### Kutipan Pilihan
^^^^^^^^^^^^^^^^
114 Tahun, KARTINI
Tiada
DARI REMBANG
TERBITLAH TERANG
Hari
ini setiap tanggal 21 April, semua wanita Indonesia merasa seperti berada di
sebuah kota kecil “REMBANG” Jawa Tengah. Bukan hanya hari ini, di saat
menjelang datangnya tanggal ini di setiap tahunnya kaum wanita selalu mengenang perjuangannya
sebagai salah satu tonggak sejarah yang amat penting dalam era Kebangkitan
Nasional dari wanita Indonesia dalam merebut serta meraih eksistensinya sebagai
wanita yang dalam masa kolonialisme Belanda, keberadaannya hampir-hampir tak
mempunyai arti.
Terukir
dalam tinta emas sejarah, bahwa ide-ide dari seorang putri bangsawan bernama
KARTINI yang disampaikan kepada sahabatnya di negeri Belanda berisi
pandangannya yang merupakan letupan bara api seorang wanita yang kehilangan
harga diri.
^^^^^^^^^^^^^^^^
### Cuplikan Data
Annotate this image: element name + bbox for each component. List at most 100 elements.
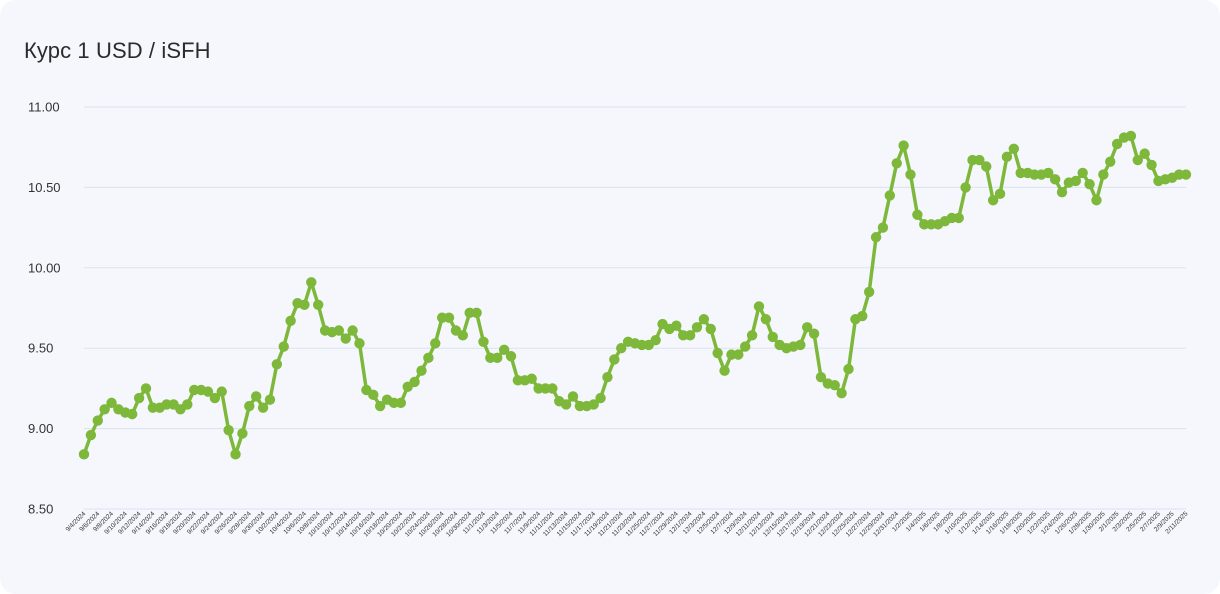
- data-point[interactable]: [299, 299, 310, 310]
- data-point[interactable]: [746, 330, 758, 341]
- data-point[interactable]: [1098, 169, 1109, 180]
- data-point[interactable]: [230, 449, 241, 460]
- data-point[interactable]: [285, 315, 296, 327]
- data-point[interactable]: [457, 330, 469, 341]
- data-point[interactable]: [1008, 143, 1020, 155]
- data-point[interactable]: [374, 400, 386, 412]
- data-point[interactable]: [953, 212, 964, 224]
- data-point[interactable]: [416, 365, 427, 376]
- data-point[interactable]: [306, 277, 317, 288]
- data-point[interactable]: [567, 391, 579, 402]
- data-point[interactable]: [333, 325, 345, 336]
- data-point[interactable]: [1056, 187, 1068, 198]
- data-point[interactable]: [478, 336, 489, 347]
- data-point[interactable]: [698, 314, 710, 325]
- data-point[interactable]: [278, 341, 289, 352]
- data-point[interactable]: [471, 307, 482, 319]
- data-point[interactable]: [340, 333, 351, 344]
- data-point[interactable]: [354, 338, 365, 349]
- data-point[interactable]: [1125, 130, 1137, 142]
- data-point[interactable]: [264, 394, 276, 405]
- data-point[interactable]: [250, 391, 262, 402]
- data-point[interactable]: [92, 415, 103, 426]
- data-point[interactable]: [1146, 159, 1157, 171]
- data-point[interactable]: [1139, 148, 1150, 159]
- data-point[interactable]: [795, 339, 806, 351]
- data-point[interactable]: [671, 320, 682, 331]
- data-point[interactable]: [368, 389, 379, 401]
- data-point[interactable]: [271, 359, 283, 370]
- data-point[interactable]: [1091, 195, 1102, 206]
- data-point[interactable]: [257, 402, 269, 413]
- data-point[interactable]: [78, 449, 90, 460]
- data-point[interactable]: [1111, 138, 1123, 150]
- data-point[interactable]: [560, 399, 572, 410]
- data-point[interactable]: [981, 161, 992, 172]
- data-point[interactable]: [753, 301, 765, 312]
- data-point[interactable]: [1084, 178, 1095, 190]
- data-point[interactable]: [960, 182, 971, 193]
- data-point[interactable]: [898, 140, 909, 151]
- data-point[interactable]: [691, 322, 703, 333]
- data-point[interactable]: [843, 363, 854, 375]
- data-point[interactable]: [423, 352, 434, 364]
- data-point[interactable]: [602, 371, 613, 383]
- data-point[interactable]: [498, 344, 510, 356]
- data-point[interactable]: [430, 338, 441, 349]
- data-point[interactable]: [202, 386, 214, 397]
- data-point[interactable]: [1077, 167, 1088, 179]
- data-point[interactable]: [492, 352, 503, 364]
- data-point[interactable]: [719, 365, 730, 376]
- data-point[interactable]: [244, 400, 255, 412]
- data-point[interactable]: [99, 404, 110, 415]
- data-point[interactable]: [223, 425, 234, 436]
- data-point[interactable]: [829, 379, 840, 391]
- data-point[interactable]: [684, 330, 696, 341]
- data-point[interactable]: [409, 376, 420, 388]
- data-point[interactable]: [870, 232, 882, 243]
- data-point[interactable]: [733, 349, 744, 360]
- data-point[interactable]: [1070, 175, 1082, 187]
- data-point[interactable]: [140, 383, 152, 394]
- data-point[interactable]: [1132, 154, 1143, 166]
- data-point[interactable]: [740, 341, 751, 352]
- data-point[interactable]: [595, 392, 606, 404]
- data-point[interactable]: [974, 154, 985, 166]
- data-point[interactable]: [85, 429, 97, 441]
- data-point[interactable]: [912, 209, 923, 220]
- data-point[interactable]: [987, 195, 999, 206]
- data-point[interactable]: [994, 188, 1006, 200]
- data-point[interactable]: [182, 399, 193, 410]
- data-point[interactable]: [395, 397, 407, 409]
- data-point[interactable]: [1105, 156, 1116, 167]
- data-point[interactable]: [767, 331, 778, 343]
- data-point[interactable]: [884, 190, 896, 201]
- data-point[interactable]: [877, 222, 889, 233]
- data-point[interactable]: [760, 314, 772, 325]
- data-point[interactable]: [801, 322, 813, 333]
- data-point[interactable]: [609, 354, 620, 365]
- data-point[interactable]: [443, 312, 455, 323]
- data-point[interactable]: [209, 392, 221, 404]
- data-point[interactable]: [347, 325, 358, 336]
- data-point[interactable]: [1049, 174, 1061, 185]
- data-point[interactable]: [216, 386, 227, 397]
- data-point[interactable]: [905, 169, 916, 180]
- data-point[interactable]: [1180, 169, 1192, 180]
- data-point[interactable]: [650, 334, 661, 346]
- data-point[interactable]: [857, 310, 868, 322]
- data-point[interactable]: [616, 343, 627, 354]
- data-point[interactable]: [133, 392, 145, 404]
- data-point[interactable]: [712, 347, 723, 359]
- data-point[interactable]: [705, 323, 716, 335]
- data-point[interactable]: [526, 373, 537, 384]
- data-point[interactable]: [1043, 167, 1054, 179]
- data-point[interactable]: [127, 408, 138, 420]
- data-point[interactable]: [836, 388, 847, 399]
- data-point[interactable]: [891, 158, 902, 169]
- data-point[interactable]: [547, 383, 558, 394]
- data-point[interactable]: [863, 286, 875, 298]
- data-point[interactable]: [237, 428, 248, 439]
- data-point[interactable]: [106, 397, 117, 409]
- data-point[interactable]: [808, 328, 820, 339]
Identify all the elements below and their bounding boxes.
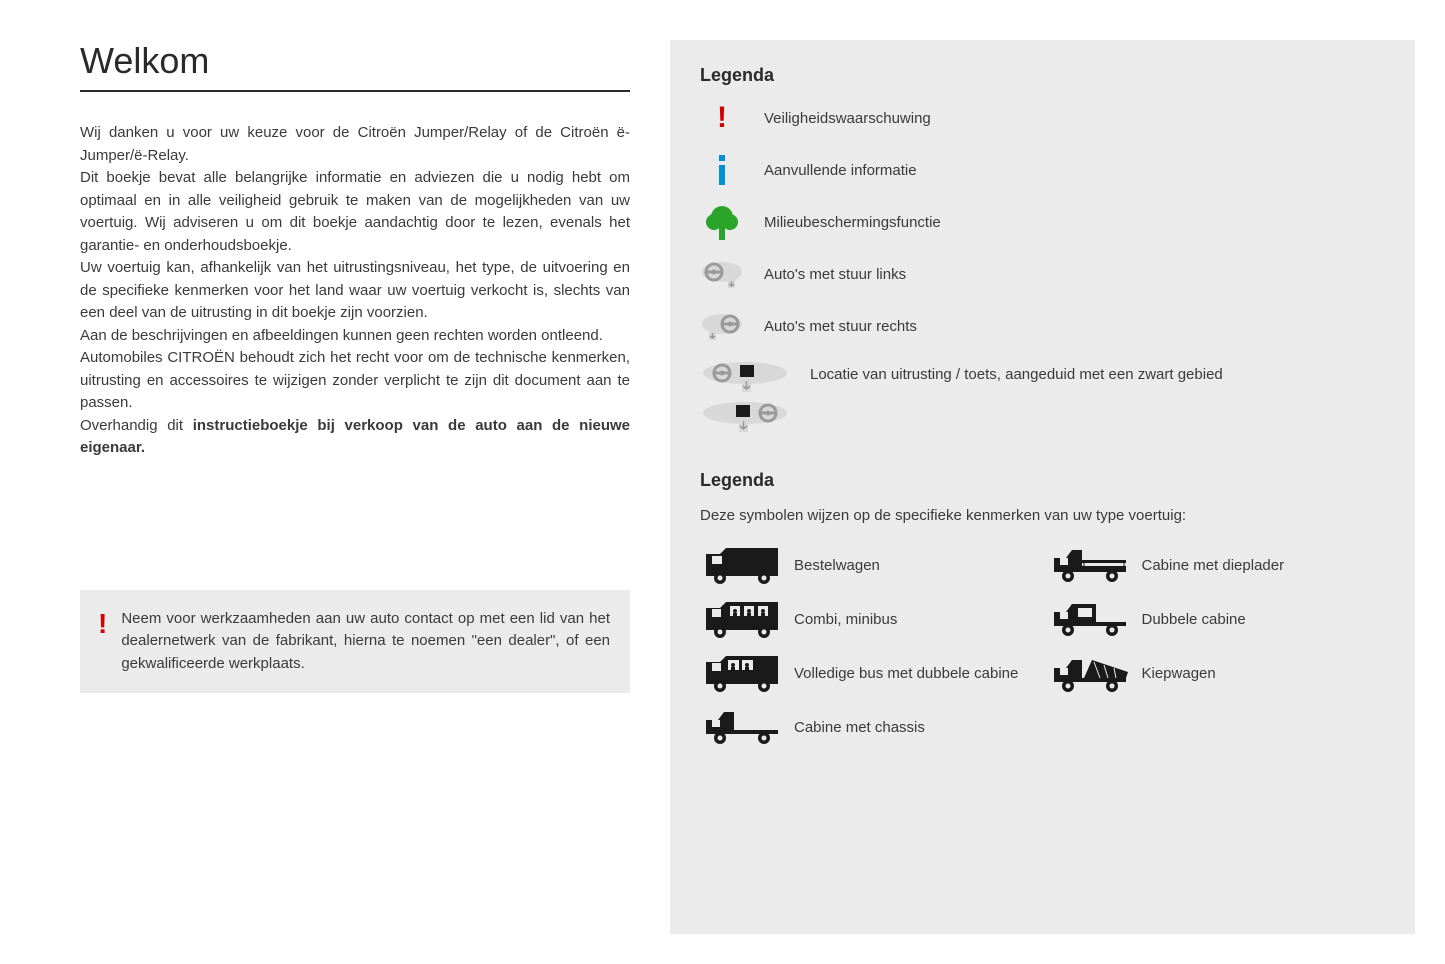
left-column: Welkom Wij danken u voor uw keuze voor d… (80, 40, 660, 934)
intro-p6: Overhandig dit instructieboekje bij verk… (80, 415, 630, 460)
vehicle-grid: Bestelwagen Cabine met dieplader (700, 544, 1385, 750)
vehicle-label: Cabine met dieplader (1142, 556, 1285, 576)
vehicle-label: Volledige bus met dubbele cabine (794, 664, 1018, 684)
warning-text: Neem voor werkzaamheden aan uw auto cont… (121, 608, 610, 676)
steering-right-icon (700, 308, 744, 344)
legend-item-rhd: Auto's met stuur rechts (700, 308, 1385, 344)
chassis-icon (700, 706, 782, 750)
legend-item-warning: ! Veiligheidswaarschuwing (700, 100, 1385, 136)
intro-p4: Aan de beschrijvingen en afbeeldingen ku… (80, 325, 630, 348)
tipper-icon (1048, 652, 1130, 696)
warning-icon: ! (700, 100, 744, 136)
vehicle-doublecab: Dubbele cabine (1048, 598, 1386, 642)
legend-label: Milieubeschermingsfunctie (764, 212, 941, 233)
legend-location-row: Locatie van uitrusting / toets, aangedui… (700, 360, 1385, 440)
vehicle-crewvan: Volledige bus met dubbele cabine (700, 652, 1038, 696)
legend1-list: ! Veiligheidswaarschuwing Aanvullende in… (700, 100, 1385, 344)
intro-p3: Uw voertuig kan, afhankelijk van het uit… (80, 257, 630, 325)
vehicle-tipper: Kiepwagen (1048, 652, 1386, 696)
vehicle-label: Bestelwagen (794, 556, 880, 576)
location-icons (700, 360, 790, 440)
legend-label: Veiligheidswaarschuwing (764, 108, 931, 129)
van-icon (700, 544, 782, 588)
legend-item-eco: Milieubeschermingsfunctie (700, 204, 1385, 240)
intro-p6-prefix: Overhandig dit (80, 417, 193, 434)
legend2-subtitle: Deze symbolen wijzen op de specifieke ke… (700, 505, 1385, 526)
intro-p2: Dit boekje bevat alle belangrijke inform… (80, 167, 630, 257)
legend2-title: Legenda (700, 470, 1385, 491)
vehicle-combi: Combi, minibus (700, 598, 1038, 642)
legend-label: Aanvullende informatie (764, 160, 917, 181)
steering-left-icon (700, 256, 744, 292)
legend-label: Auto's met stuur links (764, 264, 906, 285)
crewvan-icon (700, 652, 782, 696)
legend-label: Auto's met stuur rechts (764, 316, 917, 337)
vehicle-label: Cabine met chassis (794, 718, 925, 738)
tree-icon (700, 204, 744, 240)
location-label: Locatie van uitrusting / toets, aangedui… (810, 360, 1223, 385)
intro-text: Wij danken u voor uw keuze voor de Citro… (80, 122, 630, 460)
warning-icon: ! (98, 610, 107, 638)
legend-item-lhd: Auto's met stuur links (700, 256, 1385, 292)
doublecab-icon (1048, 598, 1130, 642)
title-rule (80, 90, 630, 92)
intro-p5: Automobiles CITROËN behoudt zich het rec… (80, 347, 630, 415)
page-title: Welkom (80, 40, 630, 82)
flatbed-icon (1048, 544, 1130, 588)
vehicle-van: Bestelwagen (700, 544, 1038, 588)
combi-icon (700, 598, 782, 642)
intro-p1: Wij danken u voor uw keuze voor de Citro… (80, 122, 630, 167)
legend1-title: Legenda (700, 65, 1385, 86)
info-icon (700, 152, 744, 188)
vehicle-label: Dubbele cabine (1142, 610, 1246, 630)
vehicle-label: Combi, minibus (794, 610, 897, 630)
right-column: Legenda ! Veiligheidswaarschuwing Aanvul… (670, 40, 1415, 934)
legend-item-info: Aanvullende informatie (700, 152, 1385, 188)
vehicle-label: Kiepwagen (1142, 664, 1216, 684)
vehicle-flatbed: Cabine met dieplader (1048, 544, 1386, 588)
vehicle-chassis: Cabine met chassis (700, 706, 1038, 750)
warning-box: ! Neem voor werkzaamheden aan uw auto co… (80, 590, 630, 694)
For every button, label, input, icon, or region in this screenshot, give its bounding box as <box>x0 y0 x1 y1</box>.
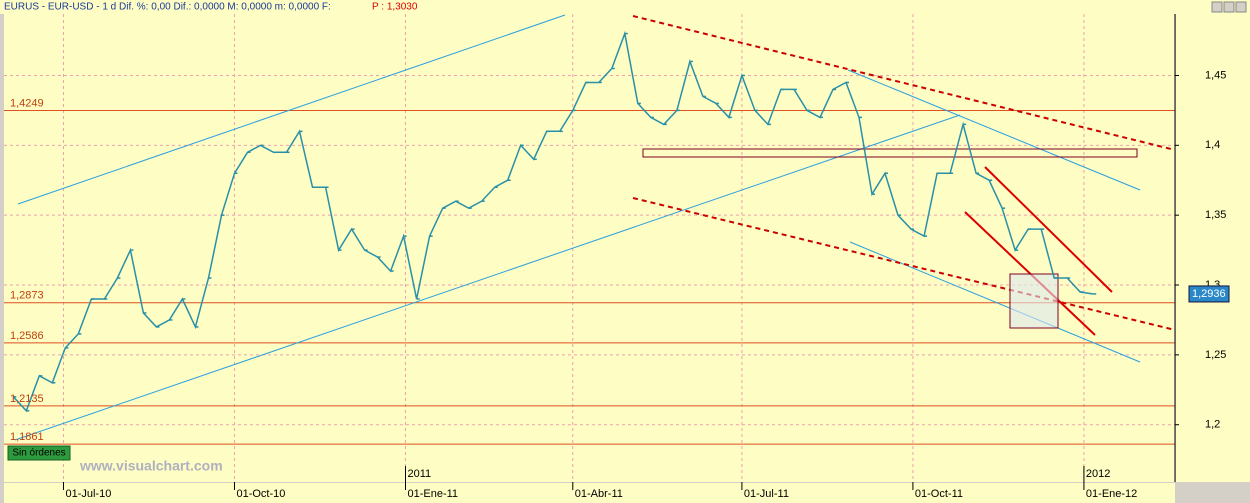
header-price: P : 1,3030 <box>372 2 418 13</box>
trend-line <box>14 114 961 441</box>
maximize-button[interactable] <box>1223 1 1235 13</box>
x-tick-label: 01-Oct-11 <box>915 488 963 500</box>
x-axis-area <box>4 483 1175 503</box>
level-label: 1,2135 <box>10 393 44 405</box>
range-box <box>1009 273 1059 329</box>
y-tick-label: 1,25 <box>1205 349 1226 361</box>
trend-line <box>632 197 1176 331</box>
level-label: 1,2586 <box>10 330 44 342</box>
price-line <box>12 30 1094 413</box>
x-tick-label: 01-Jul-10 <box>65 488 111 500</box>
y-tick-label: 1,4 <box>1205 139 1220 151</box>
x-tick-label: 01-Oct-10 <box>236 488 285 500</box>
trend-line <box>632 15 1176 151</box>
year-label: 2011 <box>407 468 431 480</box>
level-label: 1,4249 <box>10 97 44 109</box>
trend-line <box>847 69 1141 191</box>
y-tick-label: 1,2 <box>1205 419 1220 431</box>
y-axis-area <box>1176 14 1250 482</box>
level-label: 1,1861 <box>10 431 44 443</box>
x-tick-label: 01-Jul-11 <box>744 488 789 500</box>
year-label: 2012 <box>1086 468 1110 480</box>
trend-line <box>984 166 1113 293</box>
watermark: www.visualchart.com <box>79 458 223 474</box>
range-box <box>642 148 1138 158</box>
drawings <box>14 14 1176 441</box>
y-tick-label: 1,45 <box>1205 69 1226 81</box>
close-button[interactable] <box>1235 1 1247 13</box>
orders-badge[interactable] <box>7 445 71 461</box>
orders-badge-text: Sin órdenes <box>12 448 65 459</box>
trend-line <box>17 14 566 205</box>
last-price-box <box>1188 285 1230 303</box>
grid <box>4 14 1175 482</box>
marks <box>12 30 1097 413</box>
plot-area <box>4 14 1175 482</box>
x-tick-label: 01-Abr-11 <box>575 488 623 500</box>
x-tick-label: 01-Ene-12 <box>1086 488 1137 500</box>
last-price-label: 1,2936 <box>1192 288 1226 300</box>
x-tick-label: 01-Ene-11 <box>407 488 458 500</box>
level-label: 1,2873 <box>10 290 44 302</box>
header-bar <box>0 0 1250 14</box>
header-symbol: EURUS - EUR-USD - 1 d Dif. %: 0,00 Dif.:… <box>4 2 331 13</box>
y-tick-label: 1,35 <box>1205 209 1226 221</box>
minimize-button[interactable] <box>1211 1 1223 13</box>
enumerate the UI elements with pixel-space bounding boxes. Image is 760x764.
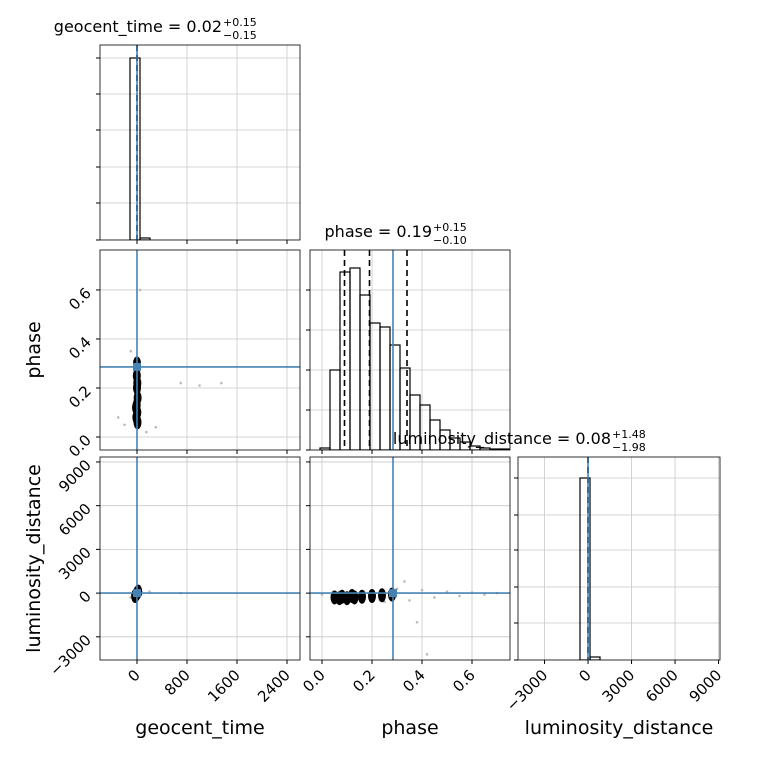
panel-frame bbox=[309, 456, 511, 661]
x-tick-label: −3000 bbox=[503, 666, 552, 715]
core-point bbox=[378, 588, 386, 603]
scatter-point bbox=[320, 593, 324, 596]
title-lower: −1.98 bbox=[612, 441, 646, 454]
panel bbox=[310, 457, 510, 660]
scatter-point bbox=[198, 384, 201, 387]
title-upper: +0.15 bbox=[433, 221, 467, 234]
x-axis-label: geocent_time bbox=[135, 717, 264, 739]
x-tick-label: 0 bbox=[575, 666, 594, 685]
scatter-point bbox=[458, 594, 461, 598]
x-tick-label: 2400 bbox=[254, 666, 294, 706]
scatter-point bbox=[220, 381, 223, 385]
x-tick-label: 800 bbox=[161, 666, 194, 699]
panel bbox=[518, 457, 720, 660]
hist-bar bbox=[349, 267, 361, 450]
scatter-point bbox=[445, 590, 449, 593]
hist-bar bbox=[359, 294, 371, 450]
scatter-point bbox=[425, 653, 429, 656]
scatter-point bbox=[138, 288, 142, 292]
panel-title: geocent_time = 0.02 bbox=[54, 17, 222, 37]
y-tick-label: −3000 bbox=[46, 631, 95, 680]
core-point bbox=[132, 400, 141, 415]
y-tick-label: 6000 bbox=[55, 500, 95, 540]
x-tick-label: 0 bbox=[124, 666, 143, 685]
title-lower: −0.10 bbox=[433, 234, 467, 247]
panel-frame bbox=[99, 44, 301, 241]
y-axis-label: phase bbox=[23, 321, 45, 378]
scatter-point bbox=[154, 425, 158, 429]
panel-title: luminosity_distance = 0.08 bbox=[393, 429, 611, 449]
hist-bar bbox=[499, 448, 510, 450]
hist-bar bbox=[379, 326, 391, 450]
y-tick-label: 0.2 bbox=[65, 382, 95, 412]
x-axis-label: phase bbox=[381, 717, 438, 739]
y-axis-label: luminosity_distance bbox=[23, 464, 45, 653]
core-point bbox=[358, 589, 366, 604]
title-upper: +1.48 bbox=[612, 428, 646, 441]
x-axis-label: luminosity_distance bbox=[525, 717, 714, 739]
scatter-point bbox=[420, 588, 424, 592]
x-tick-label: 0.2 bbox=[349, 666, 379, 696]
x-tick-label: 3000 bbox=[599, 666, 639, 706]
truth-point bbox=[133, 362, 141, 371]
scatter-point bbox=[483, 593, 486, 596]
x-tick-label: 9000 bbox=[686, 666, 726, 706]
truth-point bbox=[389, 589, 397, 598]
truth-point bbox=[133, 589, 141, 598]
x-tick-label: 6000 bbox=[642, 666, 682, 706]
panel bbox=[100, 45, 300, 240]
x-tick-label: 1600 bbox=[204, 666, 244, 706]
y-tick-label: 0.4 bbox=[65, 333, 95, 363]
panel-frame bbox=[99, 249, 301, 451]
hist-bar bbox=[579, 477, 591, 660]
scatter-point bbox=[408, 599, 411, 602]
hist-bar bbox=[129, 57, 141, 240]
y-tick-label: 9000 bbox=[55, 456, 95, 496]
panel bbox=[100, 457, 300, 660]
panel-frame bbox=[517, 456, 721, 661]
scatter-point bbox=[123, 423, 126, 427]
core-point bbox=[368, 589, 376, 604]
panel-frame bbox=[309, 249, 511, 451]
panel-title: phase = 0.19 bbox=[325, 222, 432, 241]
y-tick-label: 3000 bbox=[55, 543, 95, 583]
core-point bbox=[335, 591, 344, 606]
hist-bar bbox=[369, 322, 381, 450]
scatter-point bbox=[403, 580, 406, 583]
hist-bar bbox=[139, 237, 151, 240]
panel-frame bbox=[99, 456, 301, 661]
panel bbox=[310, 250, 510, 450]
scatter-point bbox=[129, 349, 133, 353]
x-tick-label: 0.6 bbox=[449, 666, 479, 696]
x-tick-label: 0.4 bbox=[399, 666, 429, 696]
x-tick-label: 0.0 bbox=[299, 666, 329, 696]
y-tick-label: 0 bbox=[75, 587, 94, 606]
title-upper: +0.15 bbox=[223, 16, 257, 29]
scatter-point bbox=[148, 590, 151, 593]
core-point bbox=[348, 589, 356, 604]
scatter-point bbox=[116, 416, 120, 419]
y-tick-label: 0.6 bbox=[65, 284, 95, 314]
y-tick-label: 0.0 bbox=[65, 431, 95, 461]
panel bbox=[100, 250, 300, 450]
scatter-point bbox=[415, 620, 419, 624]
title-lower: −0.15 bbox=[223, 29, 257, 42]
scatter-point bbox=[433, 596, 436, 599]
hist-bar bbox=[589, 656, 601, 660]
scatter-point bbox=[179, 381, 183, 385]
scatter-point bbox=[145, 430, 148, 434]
^^^^^^^^^^^^^^^^
### Petunjuk Latihan
1. Menurut teks tentang Kartini, kepada siapa Kartini menyampaikan ide-idenya?
2. Kembalikan tanpa perubahan bagian catatan yang dibuka dengan baris berisi "panel-frame bbox=[309, 456, 511, 661]" dan ditutup dengan baris berisi "panel bbox=[310, 457, 510, 660]", termasuk kedua baris tersebut.

### Penyelesaian Soal
1. Kepada sahabatnya di negeri Belanda.

2.
panel-frame bbox=[309, 456, 511, 661]
x-tick-label: −3000 bbox=[503, 666, 552, 715]
core-point bbox=[378, 588, 386, 603]
scatter-point bbox=[320, 593, 324, 596]
title-lower: −1.98 bbox=[612, 441, 646, 454]
panel bbox=[310, 457, 510, 660]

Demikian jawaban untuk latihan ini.